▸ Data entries
════════════════

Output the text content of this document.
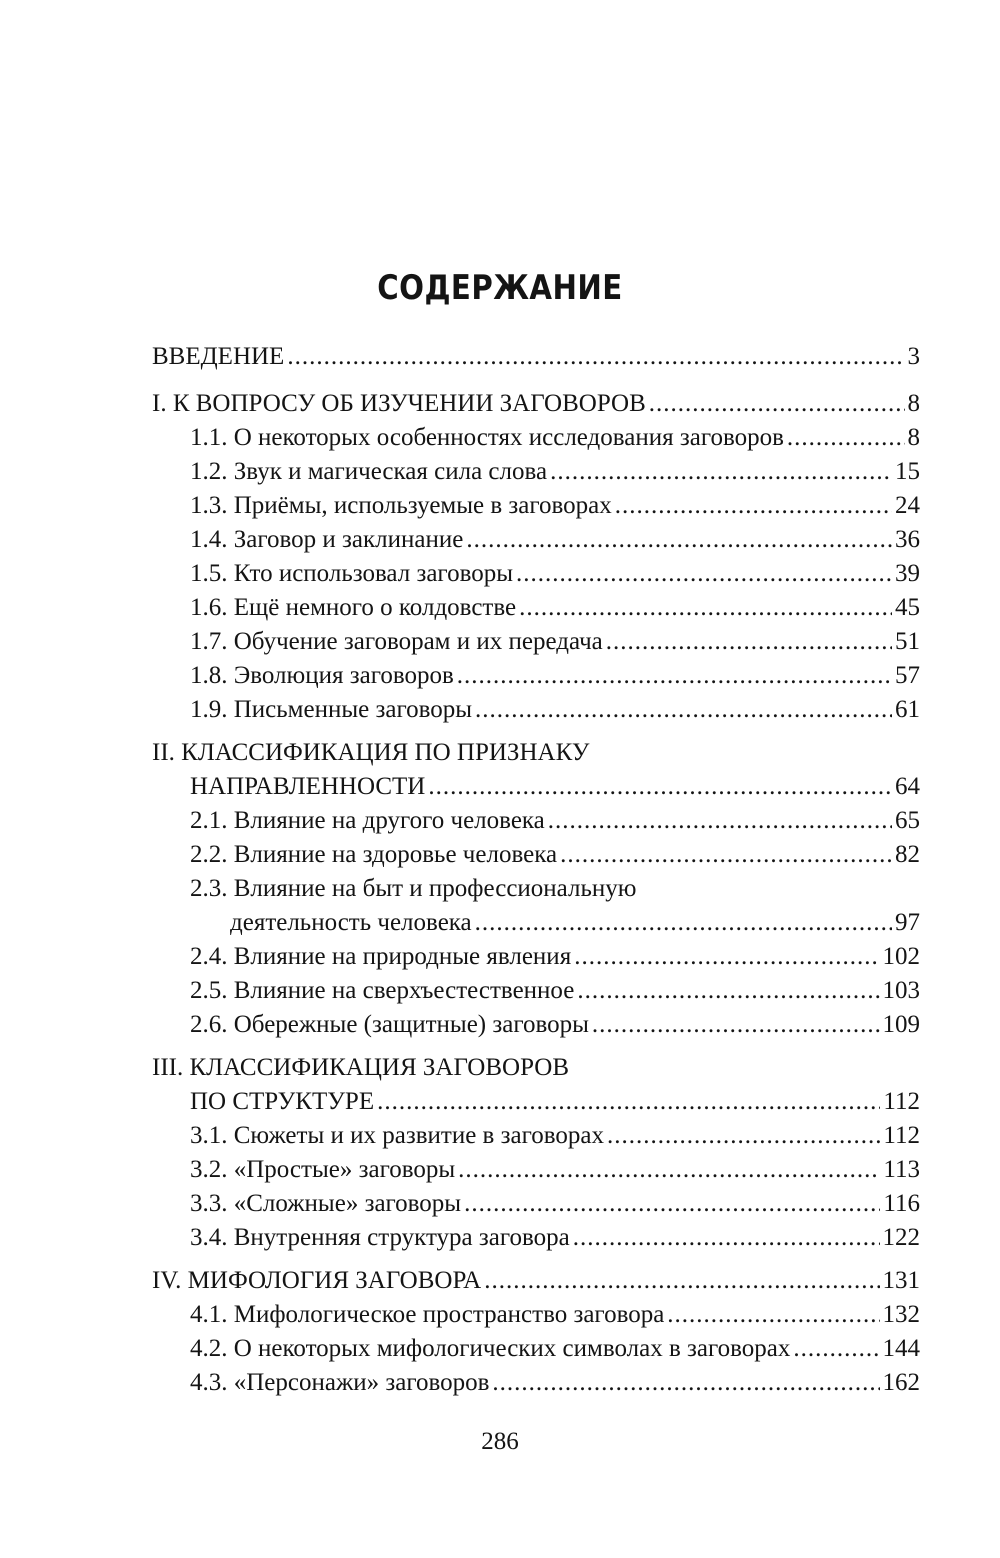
СОДЕРЖАНИЕ
ВВЕДЕНИЕ .....	3
I. К ВОПРОСУ ОБ ИЗУЧЕНИИ ЗАГОВОРОВ .....	8
1.1. О некоторых особенностях исследования заговоров .....	8
1.2. Звук и магическая сила слова .....	15
1.3. Приёмы, используемые в заговорах .....	24
1.4. Заговор и заклинание .....	36
1.5. Кто использовал заговоры .....	39
1.6. Ещё немного о колдовстве .....	45
1.7. Обучение заговорам и их передача .....	51
1.8. Эволюция заговоров .....	57
1.9. Письменные заговоры .....	61
II. КЛАССИФИКАЦИЯ ПО ПРИЗНАКУ
НАПРАВЛЕННОСТИ .....	64
2.1. Влияние на другого человека .....	65
2.2. Влияние на здоровье человека .....	82
2.3. Влияние на быт и профессиональную
деятельность человека .....	97
2.4. Влияние на природные явления .....	102
2.5. Влияние на сверхъестественное .....	103
2.6. Обережные (защитные) заговоры .....	109
III. КЛАССИФИКАЦИЯ ЗАГОВОРОВ
ПО СТРУКТУРЕ .....	112
3.1. Сюжеты и их развитие в заговорах .....	112
3.2. «Простые» заговоры .....	113
3.3. «Сложные» заговоры .....	116
3.4. Внутренняя структура заговора .....	122
IV. МИФОЛОГИЯ ЗАГОВОРА .....	131
4.1. Мифологическое пространство заговора .....	132
4.2. О некоторых мифологических символах в заговорах .....	144
4.3. «Персонажи» заговоров .....	162
286
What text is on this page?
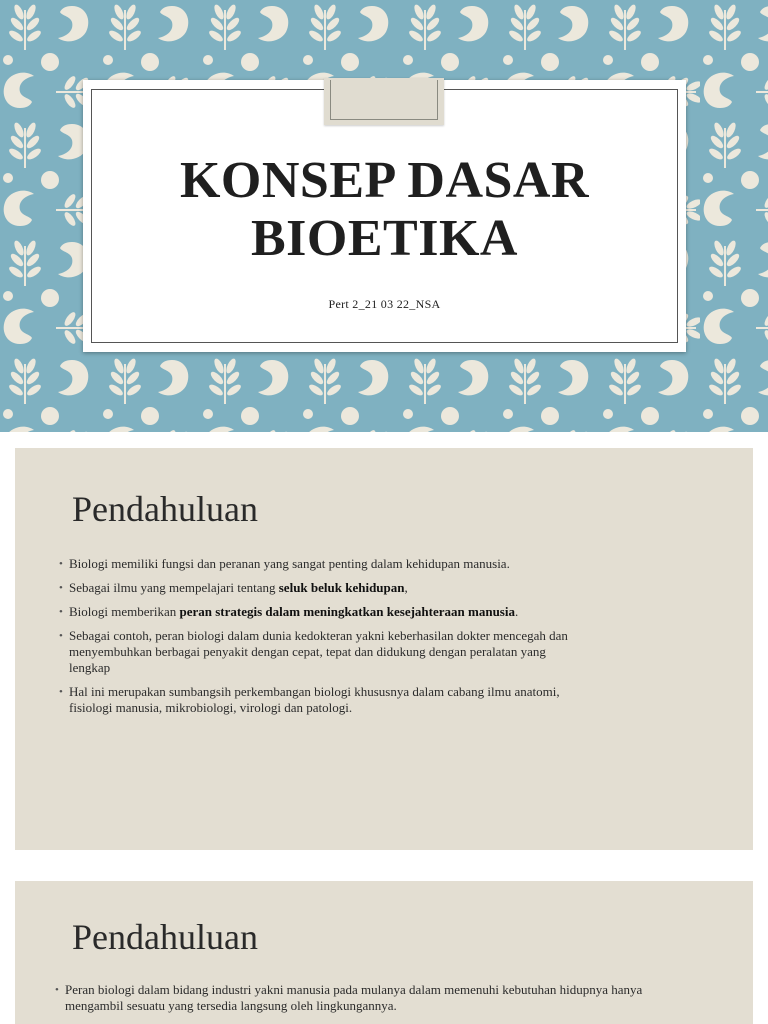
KONSEP DASAR
BIOETIKA
Pert 2_21 03 22_NSA
Pendahuluan
• Biologi memiliki fungsi dan peranan yang sangat penting dalam kehidupan manusia.
• Sebagai ilmu yang mempelajari tentang seluk beluk kehidupan,
• Biologi memberikan peran strategis dalam meningkatkan kesejahteraan manusia.
• Sebagai contoh, peran biologi dalam dunia kedokteran yakni keberhasilan dokter mencegah dan menyembuhkan berbagai penyakit dengan cepat, tepat dan didukung dengan peralatan yang lengkap
• Hal ini merupakan sumbangsih perkembangan biologi khususnya dalam cabang ilmu anatomi, fisiologi manusia, mikrobiologi, virologi dan patologi.
Pendahuluan
• Peran biologi dalam bidang industri yakni manusia pada mulanya dalam memenuhi kebutuhan hidupnya hanya mengambil sesuatu yang tersedia langsung oleh lingkungannya.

════════════════

▸ TASK TO CARRY OUT
Find every line that has "человека" in it, then return those lines.

▸ ANSWER TO THIS PROBLEM
2.1. Влияние на другого человека .....	65
2.2. Влияние на здоровье человека .....	82
деятельность человека .....	97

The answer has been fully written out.